** START **

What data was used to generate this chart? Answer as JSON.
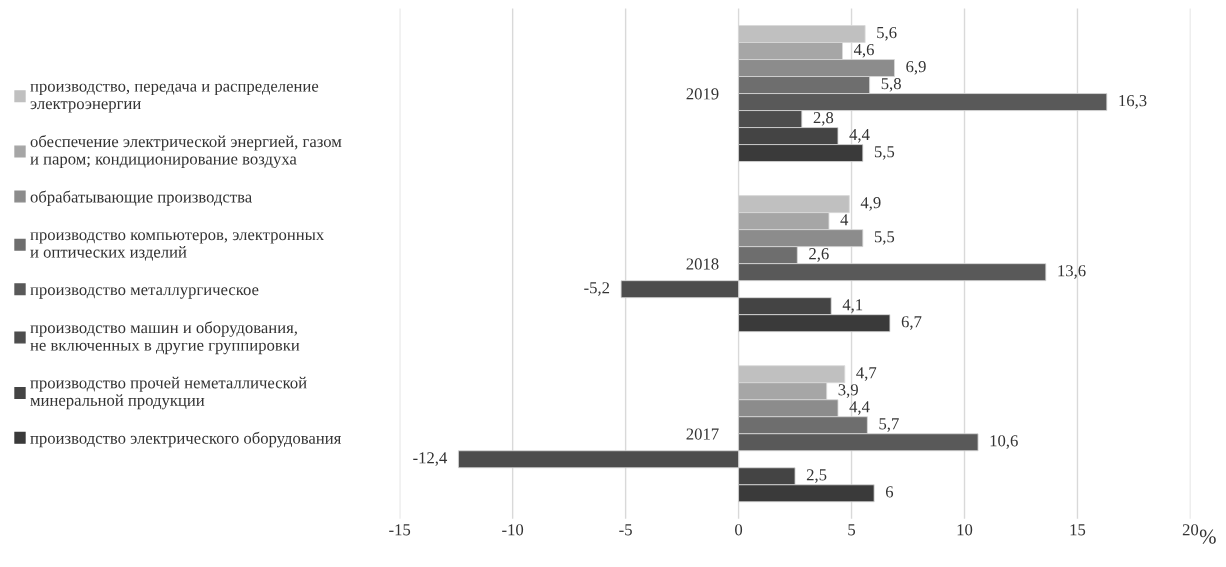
{
  "chart_data": {
    "type": "bar",
    "orientation": "horizontal",
    "categories": [
      "2019",
      "2018",
      "2017"
    ],
    "series": [
      {
        "name": "производство, передача и распределение\nэлектроэнергии",
        "color": "#c0c0c0",
        "values": [
          5.6,
          4.9,
          4.7
        ],
        "value_labels": [
          "5,6",
          "4,9",
          "4,7"
        ]
      },
      {
        "name": "обеспечение электрической энергией, газом\nи паром; кондиционирование воздуха",
        "color": "#a6a6a6",
        "values": [
          4.6,
          4,
          3.9
        ],
        "value_labels": [
          "4,6",
          "4",
          "3,9"
        ]
      },
      {
        "name": "обрабатывающие производства",
        "color": "#8c8c8c",
        "values": [
          6.9,
          5.5,
          4.4
        ],
        "value_labels": [
          "6,9",
          "5,5",
          "4,4"
        ]
      },
      {
        "name": "производство компьютеров, электронных\nи оптических изделий",
        "color": "#6e6e6e",
        "values": [
          5.8,
          2.6,
          5.7
        ],
        "value_labels": [
          "5,8",
          "2,6",
          "5,7"
        ]
      },
      {
        "name": "производство металлургическое",
        "color": "#595959",
        "values": [
          16.3,
          13.6,
          10.6
        ],
        "value_labels": [
          "16,3",
          "13,6",
          "10,6"
        ]
      },
      {
        "name": "производство машин и оборудования,\nне включенных в другие группировки",
        "color": "#4d4d4d",
        "values": [
          2.8,
          -5.2,
          -12.4
        ],
        "value_labels": [
          "2,8",
          "-5,2",
          "-12,4"
        ]
      },
      {
        "name": "производство прочей неметаллической\nминеральной продукции",
        "color": "#444444",
        "values": [
          4.4,
          4.1,
          2.5
        ],
        "value_labels": [
          "4,4",
          "4,1",
          "2,5"
        ]
      },
      {
        "name": "производство электрического оборудования",
        "color": "#3a3a3a",
        "values": [
          5.5,
          6.7,
          6
        ],
        "value_labels": [
          "5,5",
          "6,7",
          "6"
        ]
      }
    ],
    "xlim": [
      -15,
      20
    ],
    "xticks": [
      -15,
      -10,
      -5,
      0,
      5,
      10,
      15,
      20
    ],
    "xlabel": "%",
    "grid": "x",
    "legend": "left"
  }
}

** END **

**Given instruction:** Give every record again exactly, apart from the pictures, which stay out.

**Finished exercise:**
What data was used to generate this chart? Answer as JSON.
{
  "chart_data": {
    "type": "bar",
    "orientation": "horizontal",
    "categories": [
      "2019",
      "2018",
      "2017"
    ],
    "series": [
      {
        "name": "производство, передача и распределение\nэлектроэнергии",
        "color": "#c0c0c0",
        "values": [
          5.6,
          4.9,
          4.7
        ],
        "value_labels": [
          "5,6",
          "4,9",
          "4,7"
        ]
      },
      {
        "name": "обеспечение электрической энергией, газом\nи паром; кондиционирование воздуха",
        "color": "#a6a6a6",
        "values": [
          4.6,
          4,
          3.9
        ],
        "value_labels": [
          "4,6",
          "4",
          "3,9"
        ]
      },
      {
        "name": "обрабатывающие производства",
        "color": "#8c8c8c",
        "values": [
          6.9,
          5.5,
          4.4
        ],
        "value_labels": [
          "6,9",
          "5,5",
          "4,4"
        ]
      },
      {
        "name": "производство компьютеров, электронных\nи оптических изделий",
        "color": "#6e6e6e",
        "values": [
          5.8,
          2.6,
          5.7
        ],
        "value_labels": [
          "5,8",
          "2,6",
          "5,7"
        ]
      },
      {
        "name": "производство металлургическое",
        "color": "#595959",
        "values": [
          16.3,
          13.6,
          10.6
        ],
        "value_labels": [
          "16,3",
          "13,6",
          "10,6"
        ]
      },
      {
        "name": "производство машин и оборудования,\nне включенных в другие группировки",
        "color": "#4d4d4d",
        "values": [
          2.8,
          -5.2,
          -12.4
        ],
        "value_labels": [
          "2,8",
          "-5,2",
          "-12,4"
        ]
      },
      {
        "name": "производство прочей неметаллической\nминеральной продукции",
        "color": "#444444",
        "values": [
          4.4,
          4.1,
          2.5
        ],
        "value_labels": [
          "4,4",
          "4,1",
          "2,5"
        ]
      },
      {
        "name": "производство электрического оборудования",
        "color": "#3a3a3a",
        "values": [
          5.5,
          6.7,
          6
        ],
        "value_labels": [
          "5,5",
          "6,7",
          "6"
        ]
      }
    ],
    "xlim": [
      -15,
      20
    ],
    "xticks": [
      -15,
      -10,
      -5,
      0,
      5,
      10,
      15,
      20
    ],
    "xlabel": "%",
    "grid": "x",
    "legend": "left"
  }
}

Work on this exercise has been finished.